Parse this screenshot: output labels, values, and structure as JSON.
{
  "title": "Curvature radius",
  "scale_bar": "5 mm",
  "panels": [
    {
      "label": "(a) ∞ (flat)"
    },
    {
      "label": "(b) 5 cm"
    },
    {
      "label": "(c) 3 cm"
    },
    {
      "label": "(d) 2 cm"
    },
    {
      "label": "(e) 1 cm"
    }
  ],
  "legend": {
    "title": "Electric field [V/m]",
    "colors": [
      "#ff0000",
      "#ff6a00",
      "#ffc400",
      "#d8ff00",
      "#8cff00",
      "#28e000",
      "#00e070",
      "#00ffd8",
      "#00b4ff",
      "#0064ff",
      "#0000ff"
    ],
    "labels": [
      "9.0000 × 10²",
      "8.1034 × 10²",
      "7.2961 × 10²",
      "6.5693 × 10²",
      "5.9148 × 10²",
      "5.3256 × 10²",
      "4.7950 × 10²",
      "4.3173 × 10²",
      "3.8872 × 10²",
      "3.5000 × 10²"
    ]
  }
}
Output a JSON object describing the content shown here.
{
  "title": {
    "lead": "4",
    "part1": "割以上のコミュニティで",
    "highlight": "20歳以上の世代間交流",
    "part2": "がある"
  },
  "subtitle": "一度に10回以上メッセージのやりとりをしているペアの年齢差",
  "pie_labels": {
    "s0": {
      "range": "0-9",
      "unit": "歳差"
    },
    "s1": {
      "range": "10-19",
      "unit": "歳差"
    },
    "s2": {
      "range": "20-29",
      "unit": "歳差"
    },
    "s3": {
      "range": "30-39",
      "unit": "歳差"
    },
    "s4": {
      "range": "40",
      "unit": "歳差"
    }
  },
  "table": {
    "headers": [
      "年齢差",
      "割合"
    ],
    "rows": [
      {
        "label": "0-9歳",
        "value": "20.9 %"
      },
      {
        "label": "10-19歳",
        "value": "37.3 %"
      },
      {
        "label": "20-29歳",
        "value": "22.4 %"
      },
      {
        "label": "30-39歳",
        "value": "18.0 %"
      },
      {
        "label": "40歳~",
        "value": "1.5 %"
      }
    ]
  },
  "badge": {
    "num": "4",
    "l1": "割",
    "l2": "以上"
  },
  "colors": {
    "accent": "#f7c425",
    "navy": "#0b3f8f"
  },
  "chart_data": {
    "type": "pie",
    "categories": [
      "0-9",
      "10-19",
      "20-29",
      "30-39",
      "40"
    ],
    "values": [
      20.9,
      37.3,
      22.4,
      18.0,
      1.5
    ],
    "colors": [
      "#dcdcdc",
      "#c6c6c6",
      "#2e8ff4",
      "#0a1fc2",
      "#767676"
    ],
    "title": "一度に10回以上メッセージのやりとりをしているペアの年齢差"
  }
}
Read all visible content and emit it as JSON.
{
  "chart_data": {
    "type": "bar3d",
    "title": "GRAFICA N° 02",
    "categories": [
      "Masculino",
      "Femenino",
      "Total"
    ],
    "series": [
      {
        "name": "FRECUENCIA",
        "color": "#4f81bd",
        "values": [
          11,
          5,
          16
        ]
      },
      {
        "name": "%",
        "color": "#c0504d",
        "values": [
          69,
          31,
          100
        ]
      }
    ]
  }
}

--------

Scan the material line by line and report each one that contains "content".

Output a JSON object describing the content shown here.
Read all visible content and emit it as JSON.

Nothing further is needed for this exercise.